TASK TO COMPLETE: Your task is to print all of the data word for word.

Collected data:
— start —

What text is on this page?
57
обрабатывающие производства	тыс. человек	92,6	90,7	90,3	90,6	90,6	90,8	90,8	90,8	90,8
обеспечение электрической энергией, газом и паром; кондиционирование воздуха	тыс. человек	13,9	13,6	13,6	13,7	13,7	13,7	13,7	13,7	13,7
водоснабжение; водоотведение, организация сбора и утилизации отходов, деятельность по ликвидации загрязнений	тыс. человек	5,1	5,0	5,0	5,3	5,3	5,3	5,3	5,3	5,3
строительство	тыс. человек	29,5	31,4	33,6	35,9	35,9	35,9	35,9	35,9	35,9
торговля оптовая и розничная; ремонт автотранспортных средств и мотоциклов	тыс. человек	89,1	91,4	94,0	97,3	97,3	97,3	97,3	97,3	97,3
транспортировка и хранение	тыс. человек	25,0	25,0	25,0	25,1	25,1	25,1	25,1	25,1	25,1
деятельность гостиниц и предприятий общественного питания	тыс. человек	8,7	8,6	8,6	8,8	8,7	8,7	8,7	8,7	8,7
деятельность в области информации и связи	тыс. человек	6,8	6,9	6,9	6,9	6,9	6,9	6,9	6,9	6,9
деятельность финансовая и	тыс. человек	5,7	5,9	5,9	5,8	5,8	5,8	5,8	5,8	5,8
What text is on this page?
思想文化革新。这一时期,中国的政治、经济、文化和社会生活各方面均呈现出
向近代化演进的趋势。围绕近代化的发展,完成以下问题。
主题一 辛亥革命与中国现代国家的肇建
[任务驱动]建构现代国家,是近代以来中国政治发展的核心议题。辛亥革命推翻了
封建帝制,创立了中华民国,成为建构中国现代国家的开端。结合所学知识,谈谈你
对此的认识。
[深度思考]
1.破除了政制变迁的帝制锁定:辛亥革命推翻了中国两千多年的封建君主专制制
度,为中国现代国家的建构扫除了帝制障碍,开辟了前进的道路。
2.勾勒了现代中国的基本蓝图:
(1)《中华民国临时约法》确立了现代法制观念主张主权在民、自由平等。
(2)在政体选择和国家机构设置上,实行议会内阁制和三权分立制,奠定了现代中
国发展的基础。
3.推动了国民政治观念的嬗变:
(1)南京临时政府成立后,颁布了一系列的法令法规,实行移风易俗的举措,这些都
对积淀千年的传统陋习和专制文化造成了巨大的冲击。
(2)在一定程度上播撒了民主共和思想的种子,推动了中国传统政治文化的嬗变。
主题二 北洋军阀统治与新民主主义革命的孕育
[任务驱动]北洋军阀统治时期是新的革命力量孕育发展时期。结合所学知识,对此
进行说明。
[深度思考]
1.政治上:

— end —

THE RESULT:
What text is on this page?
57
обрабатывающие производства	тыс. человек	92,6	90,7	90,3	90,6	90,6	90,8	90,8	90,8	90,8
обеспечение электрической энергией, газом и паром; кондиционирование воздуха	тыс. человек	13,9	13,6	13,6	13,7	13,7	13,7	13,7	13,7	13,7
водоснабжение; водоотведение, организация сбора и утилизации отходов, деятельность по ликвидации загрязнений	тыс. человек	5,1	5,0	5,0	5,3	5,3	5,3	5,3	5,3	5,3
строительство	тыс. человек	29,5	31,4	33,6	35,9	35,9	35,9	35,9	35,9	35,9
торговля оптовая и розничная; ремонт автотранспортных средств и мотоциклов	тыс. человек	89,1	91,4	94,0	97,3	97,3	97,3	97,3	97,3	97,3
транспортировка и хранение	тыс. человек	25,0	25,0	25,0	25,1	25,1	25,1	25,1	25,1	25,1
деятельность гостиниц и предприятий общественного питания	тыс. человек	8,7	8,6	8,6	8,8	8,7	8,7	8,7	8,7	8,7
деятельность в области информации и связи	тыс. человек	6,8	6,9	6,9	6,9	6,9	6,9	6,9	6,9	6,9
деятельность финансовая и	тыс. человек	5,7	5,9	5,9	5,8	5,8	5,8	5,8	5,8	5,8
What text is on this page?
思想文化革新。这一时期,中国的政治、经济、文化和社会生活各方面均呈现出
向近代化演进的趋势。围绕近代化的发展,完成以下问题。
主题一 辛亥革命与中国现代国家的肇建
[任务驱动]建构现代国家,是近代以来中国政治发展的核心议题。辛亥革命推翻了
封建帝制,创立了中华民国,成为建构中国现代国家的开端。结合所学知识,谈谈你
对此的认识。
[深度思考]
1.破除了政制变迁的帝制锁定:辛亥革命推翻了中国两千多年的封建君主专制制
度,为中国现代国家的建构扫除了帝制障碍,开辟了前进的道路。
2.勾勒了现代中国的基本蓝图:
(1)《中华民国临时约法》确立了现代法制观念主张主权在民、自由平等。
(2)在政体选择和国家机构设置上,实行议会内阁制和三权分立制,奠定了现代中
国发展的基础。
3.推动了国民政治观念的嬗变:
(1)南京临时政府成立后,颁布了一系列的法令法规,实行移风易俗的举措,这些都
对积淀千年的传统陋习和专制文化造成了巨大的冲击。
(2)在一定程度上播撒了民主共和思想的种子,推动了中国传统政治文化的嬗变。
主题二 北洋军阀统治与新民主主义革命的孕育
[任务驱动]北洋军阀统治时期是新的革命力量孕育发展时期。结合所学知识,对此
进行说明。
[深度思考]
1.政治上:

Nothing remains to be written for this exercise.